Records from a data source:
####################

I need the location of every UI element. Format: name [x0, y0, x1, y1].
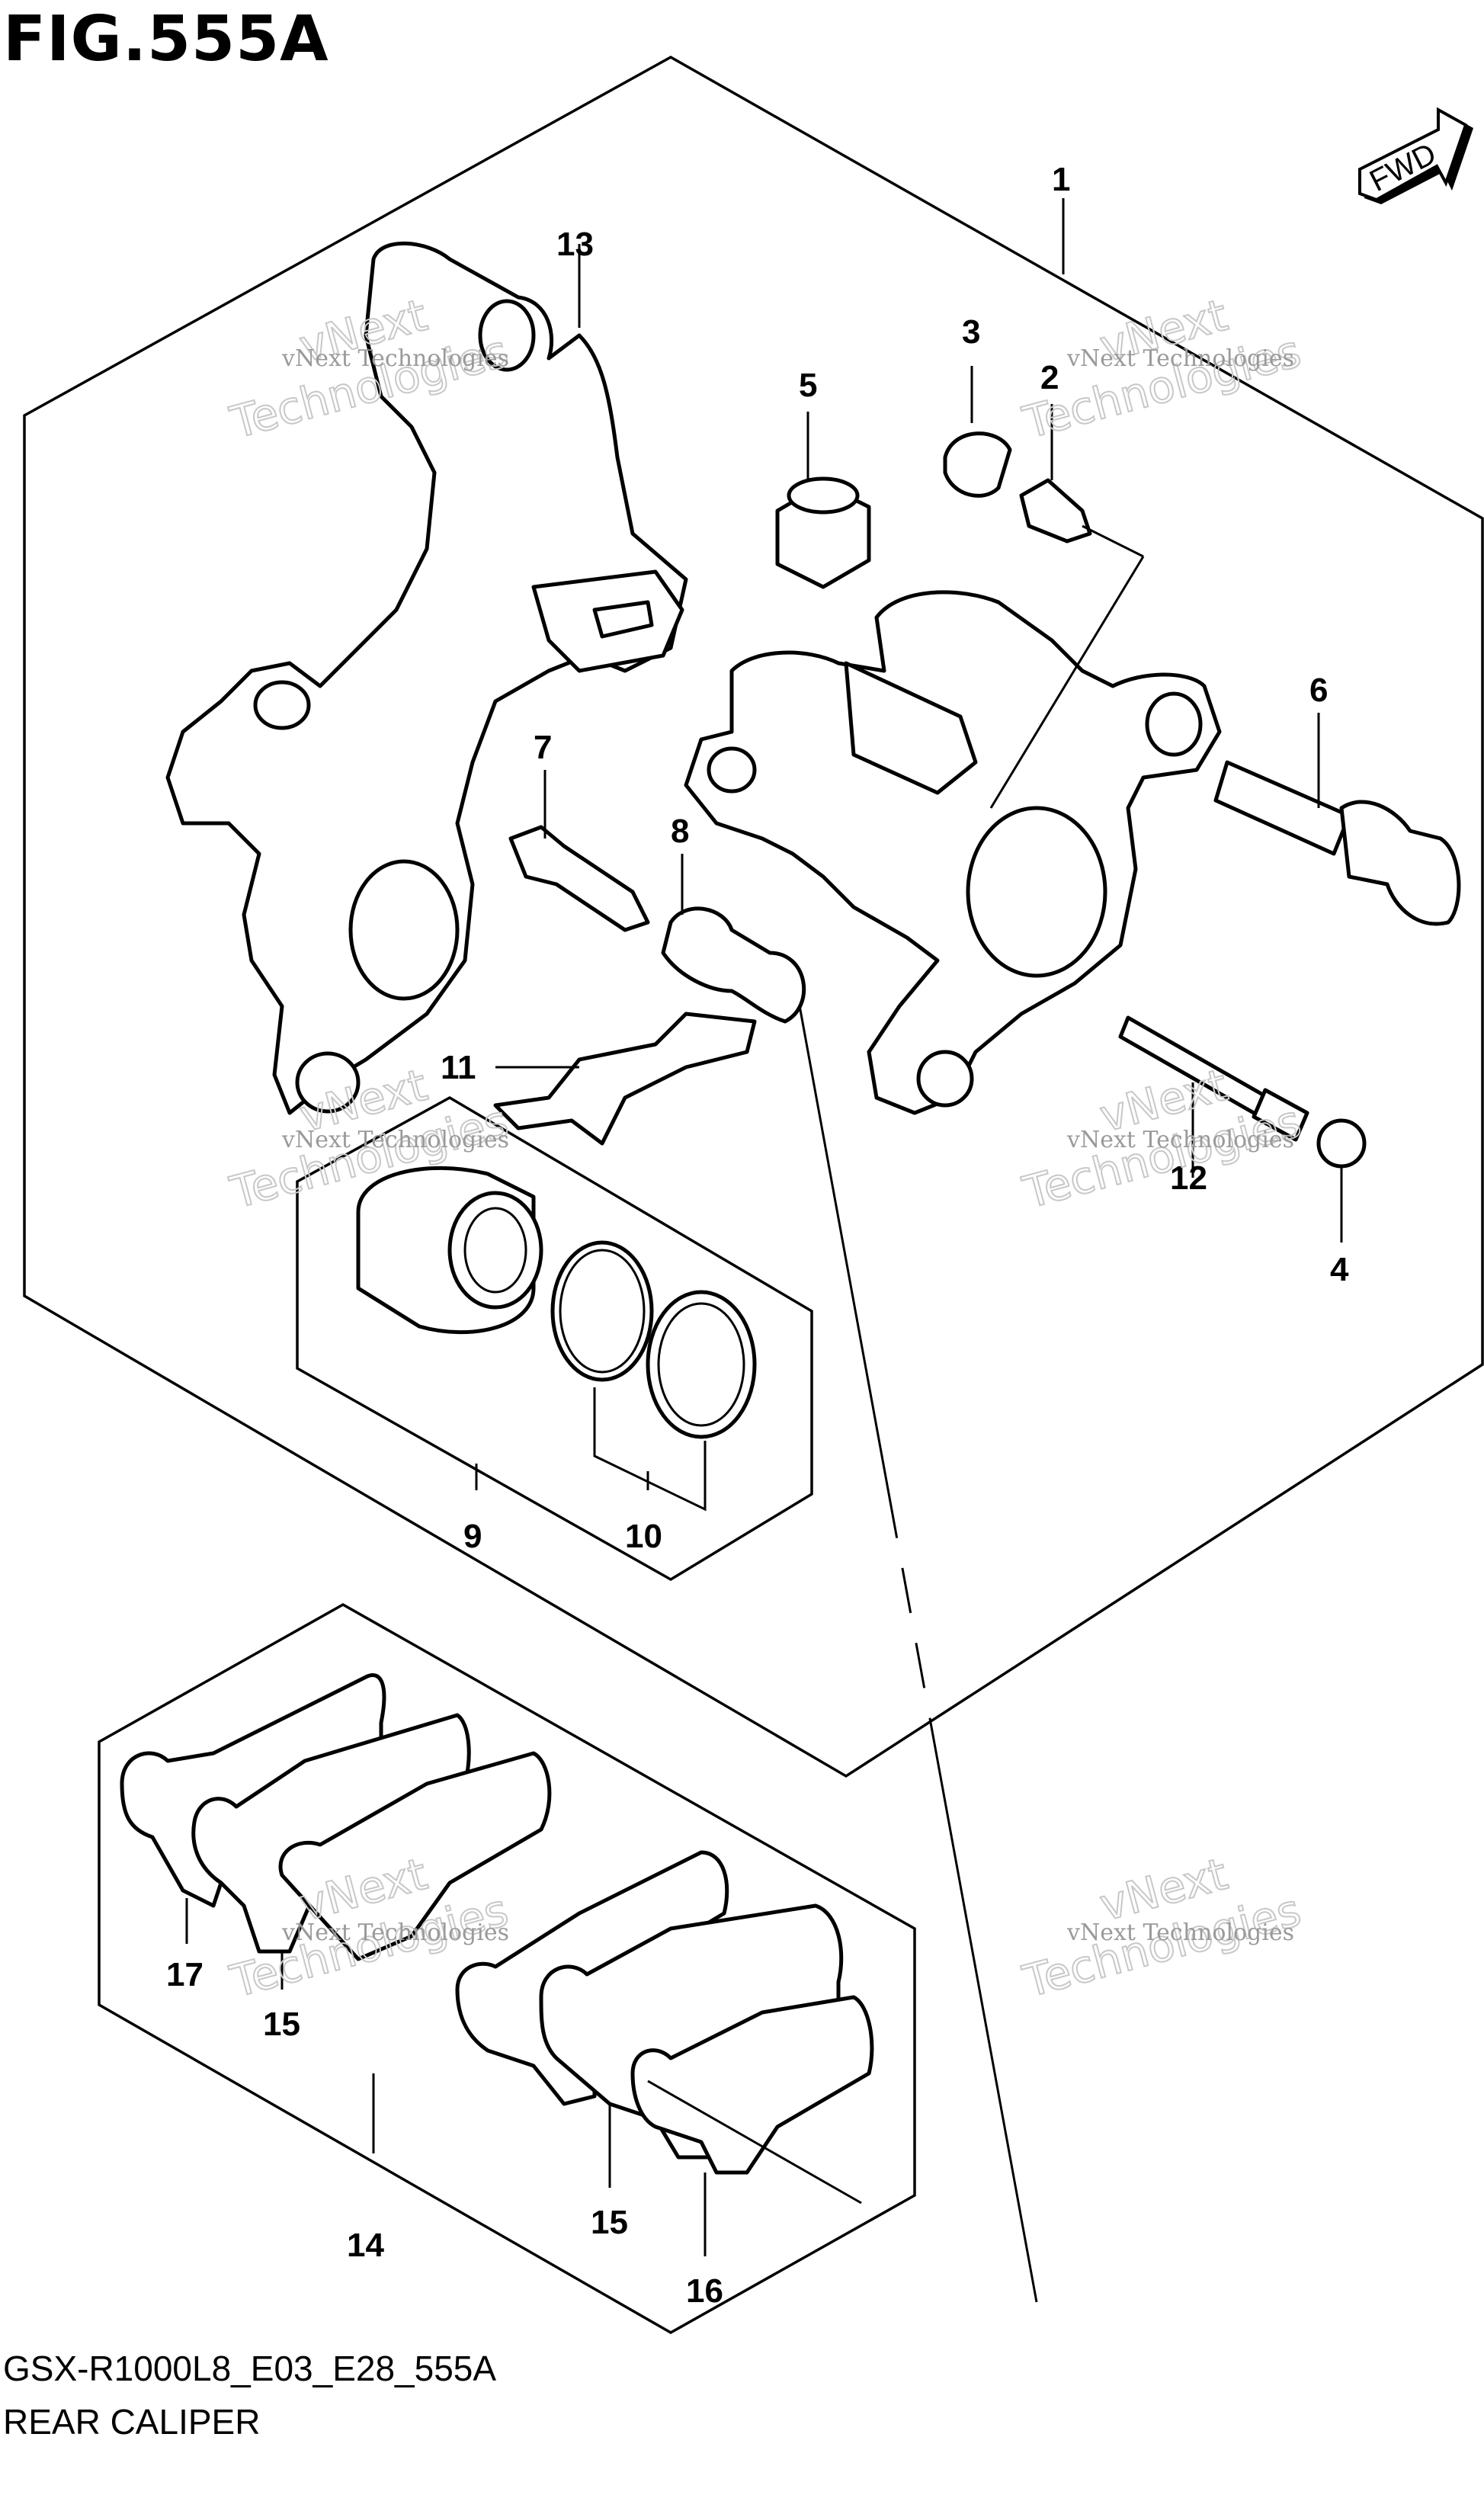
callout-6: 6: [1309, 672, 1328, 709]
shim-17: [120, 1673, 386, 1908]
figure-title: FIG.555A: [3, 3, 329, 75]
slide-pin-6: [1213, 760, 1461, 926]
callout-2: 2: [1040, 359, 1059, 396]
slide-pin-12: [1118, 1015, 1309, 1142]
pad-15a: [191, 1713, 552, 1961]
cap-4: [1316, 1118, 1367, 1169]
svg-text:vNext Technologies: vNext Technologies: [281, 1919, 509, 1946]
watermark-top-right: vNext Technologies vNext Technologies: [1017, 288, 1306, 450]
bolt-7: [508, 825, 650, 932]
cap-3: [943, 431, 1012, 498]
callout-11: 11: [441, 1049, 476, 1086]
callout-15b: 15: [591, 2204, 628, 2241]
caliper-body: [684, 590, 1222, 1115]
callout-13: 13: [556, 226, 594, 263]
callout-3: 3: [962, 313, 980, 351]
callout-14: 14: [347, 2227, 384, 2264]
watermark-mid-right: vNext Technologies vNext Technologies: [1017, 1058, 1306, 1220]
fwd-arrow-icon: FWD: [1358, 107, 1473, 204]
svg-text:vNext Technologies: vNext Technologies: [1066, 1919, 1294, 1946]
pad-spring-11: [493, 1012, 757, 1146]
svg-text:vNext Technologies: vNext Technologies: [1066, 345, 1294, 372]
bleeder-cap-5: [775, 476, 871, 589]
piston-kit-outline: [296, 1095, 813, 1582]
pin-boot-8: [661, 906, 806, 1024]
callout-12: 12: [1170, 1159, 1207, 1197]
svg-text:vNext Technologies: vNext Technologies: [1066, 1127, 1294, 1153]
piston-9: [356, 1166, 543, 1335]
callout-4: 4: [1330, 1251, 1349, 1288]
callout-17: 17: [166, 1956, 204, 1993]
callout-1: 1: [1052, 161, 1070, 198]
callout-9: 9: [463, 1518, 482, 1555]
callout-10: 10: [625, 1518, 662, 1555]
callout-8: 8: [671, 813, 689, 850]
seal-ring-10a: [550, 1240, 654, 1382]
svg-text:vNext Technologies: vNext Technologies: [281, 1127, 509, 1153]
callout-16: 16: [686, 2272, 723, 2310]
caliper-assembly-outline: [23, 55, 1484, 1778]
callout-5: 5: [799, 367, 817, 404]
caliper-bracket: [165, 241, 688, 1115]
leader-lines: [185, 198, 1343, 2256]
watermark-low-right: vNext Technologies vNext Technologies: [1017, 1847, 1306, 2009]
pad-set-outline: [98, 1602, 916, 2335]
seal-ring-10b: [646, 1290, 757, 1439]
shim-16: [539, 1903, 874, 2175]
callout-15a: 15: [263, 2006, 300, 2043]
bleeder-valve-2: [1019, 478, 1092, 544]
diagram-code: GSX-R1000L8_E03_E28_555A: [3, 2349, 497, 2388]
callout-7: 7: [534, 729, 552, 766]
svg-text:vNext Technologies: vNext Technologies: [281, 345, 509, 372]
callout-numbers: 1 2 3 4 5 6 7 8 9 10 11 12 13 14 15 15 1…: [166, 161, 1349, 2310]
diagram-name: REAR CALIPER: [3, 2402, 261, 2442]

####################

▸ **AIM**
Copy every line of the entries above verbatim, and leave the picture out of your output.

▸ **RESULT OF THIS EXERCISE**
I need the location of every UI element. Format: name [x0, y0, x1, y1].
callout-6: 6: [1309, 672, 1328, 709]
shim-17: [120, 1673, 386, 1908]
figure-title: FIG.555A: [3, 3, 329, 75]
slide-pin-6: [1213, 760, 1461, 926]
callout-2: 2: [1040, 359, 1059, 396]
slide-pin-12: [1118, 1015, 1309, 1142]
pad-15a: [191, 1713, 552, 1961]
cap-4: [1316, 1118, 1367, 1169]
svg-text:vNext Technologies: vNext Technologies: [281, 1919, 509, 1946]
watermark-top-right: vNext Technologies vNext Technologies: [1017, 288, 1306, 450]
bolt-7: [508, 825, 650, 932]
cap-3: [943, 431, 1012, 498]
callout-11: 11: [441, 1049, 476, 1086]
callout-15b: 15: [591, 2204, 628, 2241]
caliper-body: [684, 590, 1222, 1115]
callout-13: 13: [556, 226, 594, 263]
callout-3: 3: [962, 313, 980, 351]
callout-14: 14: [347, 2227, 384, 2264]
watermark-mid-right: vNext Technologies vNext Technologies: [1017, 1058, 1306, 1220]
fwd-arrow-icon: FWD: [1358, 107, 1473, 204]
svg-text:vNext Technologies: vNext Technologies: [1066, 1919, 1294, 1946]
pad-spring-11: [493, 1012, 757, 1146]
svg-text:vNext Technologies: vNext Technologies: [1066, 345, 1294, 372]
bleeder-cap-5: [775, 476, 871, 589]
piston-kit-outline: [296, 1095, 813, 1582]
pin-boot-8: [661, 906, 806, 1024]
callout-12: 12: [1170, 1159, 1207, 1197]
svg-text:vNext Technologies: vNext Technologies: [1066, 1127, 1294, 1153]
piston-9: [356, 1166, 543, 1335]
callout-4: 4: [1330, 1251, 1349, 1288]
callout-17: 17: [166, 1956, 204, 1993]
callout-1: 1: [1052, 161, 1070, 198]
callout-9: 9: [463, 1518, 482, 1555]
callout-10: 10: [625, 1518, 662, 1555]
callout-8: 8: [671, 813, 689, 850]
seal-ring-10a: [550, 1240, 654, 1382]
svg-text:vNext Technologies: vNext Technologies: [281, 1127, 509, 1153]
callout-16: 16: [686, 2272, 723, 2310]
caliper-assembly-outline: [23, 55, 1484, 1778]
callout-5: 5: [799, 367, 817, 404]
caliper-bracket: [165, 241, 688, 1115]
leader-lines: [185, 198, 1343, 2256]
watermark-low-right: vNext Technologies vNext Technologies: [1017, 1847, 1306, 2009]
pad-set-outline: [98, 1602, 916, 2335]
seal-ring-10b: [646, 1290, 757, 1439]
shim-16: [539, 1903, 874, 2175]
callout-15a: 15: [263, 2006, 300, 2043]
bleeder-valve-2: [1019, 478, 1092, 544]
diagram-code: GSX-R1000L8_E03_E28_555A: [3, 2349, 497, 2388]
callout-7: 7: [534, 729, 552, 766]
svg-text:vNext Technologies: vNext Technologies: [281, 345, 509, 372]
callout-numbers: 1 2 3 4 5 6 7 8 9 10 11 12 13 14 15 15 1…: [166, 161, 1349, 2310]
diagram-name: REAR CALIPER: [3, 2402, 261, 2442]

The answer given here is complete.